→ What you have to do
State how many lines of the entries hold the string "JSON". Reply with the number alone.

→ Task inputs
========

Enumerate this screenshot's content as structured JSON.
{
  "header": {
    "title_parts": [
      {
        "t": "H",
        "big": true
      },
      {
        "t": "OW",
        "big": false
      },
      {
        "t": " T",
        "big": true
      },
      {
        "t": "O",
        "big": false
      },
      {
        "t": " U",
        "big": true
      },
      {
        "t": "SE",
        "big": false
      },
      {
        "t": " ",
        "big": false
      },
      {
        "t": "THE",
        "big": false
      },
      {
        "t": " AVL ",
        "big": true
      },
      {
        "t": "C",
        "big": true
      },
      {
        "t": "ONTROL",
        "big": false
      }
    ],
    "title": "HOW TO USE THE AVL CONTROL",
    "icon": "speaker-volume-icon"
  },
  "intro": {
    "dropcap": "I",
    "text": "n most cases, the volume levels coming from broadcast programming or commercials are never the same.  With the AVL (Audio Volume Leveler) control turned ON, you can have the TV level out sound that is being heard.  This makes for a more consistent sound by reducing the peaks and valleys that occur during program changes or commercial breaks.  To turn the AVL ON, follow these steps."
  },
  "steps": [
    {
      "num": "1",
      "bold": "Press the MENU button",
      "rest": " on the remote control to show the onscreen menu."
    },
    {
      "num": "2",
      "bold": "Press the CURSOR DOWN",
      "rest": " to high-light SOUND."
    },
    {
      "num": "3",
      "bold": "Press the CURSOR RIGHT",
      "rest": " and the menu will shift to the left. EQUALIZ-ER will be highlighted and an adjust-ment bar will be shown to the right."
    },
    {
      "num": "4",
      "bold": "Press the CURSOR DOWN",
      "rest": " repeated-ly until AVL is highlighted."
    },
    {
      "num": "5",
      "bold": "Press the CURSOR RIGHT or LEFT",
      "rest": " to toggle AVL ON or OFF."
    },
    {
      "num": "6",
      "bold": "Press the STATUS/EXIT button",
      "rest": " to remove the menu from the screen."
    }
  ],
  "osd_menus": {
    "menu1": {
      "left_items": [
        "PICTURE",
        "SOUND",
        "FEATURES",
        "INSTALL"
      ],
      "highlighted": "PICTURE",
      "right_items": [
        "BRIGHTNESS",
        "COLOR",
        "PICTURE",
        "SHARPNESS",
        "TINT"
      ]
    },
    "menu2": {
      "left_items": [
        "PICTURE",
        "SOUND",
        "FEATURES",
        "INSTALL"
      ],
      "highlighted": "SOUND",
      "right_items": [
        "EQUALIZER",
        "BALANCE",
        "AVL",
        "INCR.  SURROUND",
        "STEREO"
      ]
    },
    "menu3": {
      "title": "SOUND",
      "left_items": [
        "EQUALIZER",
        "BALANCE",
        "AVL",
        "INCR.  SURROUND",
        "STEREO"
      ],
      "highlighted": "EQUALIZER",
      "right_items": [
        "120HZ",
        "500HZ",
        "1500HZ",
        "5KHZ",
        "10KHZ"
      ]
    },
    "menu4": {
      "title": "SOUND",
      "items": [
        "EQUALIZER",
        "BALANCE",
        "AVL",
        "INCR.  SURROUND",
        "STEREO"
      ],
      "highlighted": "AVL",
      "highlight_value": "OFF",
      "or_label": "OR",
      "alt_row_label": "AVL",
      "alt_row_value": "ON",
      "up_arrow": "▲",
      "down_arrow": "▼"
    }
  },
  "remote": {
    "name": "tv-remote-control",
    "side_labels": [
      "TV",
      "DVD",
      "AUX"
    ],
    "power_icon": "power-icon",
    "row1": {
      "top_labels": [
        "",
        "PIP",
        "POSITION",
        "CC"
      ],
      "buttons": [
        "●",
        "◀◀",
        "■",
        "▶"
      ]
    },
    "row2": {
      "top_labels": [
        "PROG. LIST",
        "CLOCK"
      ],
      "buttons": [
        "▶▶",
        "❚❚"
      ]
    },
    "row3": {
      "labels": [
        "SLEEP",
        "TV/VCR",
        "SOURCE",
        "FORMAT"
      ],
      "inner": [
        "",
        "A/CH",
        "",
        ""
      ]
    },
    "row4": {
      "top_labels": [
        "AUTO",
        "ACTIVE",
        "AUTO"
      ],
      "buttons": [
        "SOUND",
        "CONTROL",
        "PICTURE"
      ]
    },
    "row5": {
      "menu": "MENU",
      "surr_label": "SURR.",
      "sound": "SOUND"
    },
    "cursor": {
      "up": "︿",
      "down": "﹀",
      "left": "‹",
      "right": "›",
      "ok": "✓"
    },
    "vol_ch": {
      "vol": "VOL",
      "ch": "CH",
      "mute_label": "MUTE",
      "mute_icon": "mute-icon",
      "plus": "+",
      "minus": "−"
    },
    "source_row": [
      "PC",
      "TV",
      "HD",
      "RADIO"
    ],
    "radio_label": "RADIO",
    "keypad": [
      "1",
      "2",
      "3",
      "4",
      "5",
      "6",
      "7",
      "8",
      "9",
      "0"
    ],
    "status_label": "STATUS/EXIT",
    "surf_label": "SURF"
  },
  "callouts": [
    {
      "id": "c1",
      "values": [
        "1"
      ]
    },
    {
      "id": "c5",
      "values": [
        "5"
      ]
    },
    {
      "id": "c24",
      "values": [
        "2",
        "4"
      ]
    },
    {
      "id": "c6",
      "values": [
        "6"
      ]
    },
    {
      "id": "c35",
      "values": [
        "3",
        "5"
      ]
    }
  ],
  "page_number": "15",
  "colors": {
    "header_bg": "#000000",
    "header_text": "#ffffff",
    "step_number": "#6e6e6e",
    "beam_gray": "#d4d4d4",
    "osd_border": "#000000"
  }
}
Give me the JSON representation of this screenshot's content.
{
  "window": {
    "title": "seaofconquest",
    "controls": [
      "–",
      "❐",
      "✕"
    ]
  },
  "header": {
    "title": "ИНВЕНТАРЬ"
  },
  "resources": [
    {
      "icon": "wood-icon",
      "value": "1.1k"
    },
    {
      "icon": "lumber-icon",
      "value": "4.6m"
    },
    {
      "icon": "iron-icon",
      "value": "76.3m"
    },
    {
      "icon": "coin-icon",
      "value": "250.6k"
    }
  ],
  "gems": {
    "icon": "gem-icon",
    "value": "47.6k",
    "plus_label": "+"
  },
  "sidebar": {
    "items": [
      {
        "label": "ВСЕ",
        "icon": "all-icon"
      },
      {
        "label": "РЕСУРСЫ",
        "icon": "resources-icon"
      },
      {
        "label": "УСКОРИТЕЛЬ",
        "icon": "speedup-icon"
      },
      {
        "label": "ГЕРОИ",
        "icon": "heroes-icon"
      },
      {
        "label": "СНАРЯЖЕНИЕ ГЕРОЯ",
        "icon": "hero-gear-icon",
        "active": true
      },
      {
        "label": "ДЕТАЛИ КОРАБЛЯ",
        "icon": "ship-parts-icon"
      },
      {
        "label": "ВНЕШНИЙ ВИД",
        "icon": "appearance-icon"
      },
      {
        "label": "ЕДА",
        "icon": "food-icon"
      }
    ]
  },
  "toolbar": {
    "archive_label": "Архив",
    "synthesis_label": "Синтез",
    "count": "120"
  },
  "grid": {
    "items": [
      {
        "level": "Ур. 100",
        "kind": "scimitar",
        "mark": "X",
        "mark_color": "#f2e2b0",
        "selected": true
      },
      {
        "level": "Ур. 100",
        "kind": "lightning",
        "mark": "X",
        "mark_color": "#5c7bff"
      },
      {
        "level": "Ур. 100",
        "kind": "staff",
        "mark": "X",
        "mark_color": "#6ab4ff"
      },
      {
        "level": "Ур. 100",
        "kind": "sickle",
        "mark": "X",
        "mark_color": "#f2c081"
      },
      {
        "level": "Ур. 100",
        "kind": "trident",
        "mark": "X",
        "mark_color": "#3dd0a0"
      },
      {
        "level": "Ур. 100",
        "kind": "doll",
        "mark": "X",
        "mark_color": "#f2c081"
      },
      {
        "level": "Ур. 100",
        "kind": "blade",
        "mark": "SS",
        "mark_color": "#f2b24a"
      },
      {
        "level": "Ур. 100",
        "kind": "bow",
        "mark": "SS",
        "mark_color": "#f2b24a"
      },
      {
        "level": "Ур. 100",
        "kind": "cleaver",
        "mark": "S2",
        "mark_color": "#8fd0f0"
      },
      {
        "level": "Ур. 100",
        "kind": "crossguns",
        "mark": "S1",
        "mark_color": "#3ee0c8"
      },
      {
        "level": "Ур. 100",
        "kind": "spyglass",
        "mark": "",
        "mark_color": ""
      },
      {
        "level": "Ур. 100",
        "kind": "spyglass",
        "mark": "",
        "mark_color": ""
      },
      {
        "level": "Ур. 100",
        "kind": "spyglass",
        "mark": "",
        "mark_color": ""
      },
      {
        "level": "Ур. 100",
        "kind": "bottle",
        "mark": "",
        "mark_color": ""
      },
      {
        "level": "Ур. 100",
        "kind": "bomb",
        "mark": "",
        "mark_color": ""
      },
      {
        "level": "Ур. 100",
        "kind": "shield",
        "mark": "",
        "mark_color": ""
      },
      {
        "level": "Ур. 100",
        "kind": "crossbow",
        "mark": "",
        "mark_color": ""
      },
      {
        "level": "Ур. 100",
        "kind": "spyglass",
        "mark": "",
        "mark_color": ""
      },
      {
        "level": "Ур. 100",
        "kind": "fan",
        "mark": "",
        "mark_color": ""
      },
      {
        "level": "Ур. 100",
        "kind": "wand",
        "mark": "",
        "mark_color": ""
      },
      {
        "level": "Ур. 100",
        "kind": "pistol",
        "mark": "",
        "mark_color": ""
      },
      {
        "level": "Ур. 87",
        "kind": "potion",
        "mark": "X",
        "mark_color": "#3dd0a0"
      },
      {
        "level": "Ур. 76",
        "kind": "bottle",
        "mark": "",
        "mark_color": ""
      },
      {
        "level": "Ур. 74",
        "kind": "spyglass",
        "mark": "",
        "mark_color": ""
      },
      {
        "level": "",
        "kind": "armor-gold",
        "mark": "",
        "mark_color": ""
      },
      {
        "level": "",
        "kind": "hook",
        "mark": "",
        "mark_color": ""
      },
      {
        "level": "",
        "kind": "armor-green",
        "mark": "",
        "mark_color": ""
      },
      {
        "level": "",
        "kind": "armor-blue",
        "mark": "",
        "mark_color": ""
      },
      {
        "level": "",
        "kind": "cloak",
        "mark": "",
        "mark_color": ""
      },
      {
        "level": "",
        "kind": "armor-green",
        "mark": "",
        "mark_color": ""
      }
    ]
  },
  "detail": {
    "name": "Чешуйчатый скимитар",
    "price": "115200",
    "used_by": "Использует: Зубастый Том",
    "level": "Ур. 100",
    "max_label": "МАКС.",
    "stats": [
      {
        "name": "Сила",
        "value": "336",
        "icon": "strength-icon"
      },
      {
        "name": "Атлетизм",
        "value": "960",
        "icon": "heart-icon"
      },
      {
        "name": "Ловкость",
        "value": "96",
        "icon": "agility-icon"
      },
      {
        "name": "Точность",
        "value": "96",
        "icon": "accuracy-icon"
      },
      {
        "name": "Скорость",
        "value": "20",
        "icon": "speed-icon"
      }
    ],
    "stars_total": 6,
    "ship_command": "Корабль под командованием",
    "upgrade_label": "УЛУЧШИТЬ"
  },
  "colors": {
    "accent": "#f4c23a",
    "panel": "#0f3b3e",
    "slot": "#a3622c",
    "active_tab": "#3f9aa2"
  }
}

========

→ Result of this task
2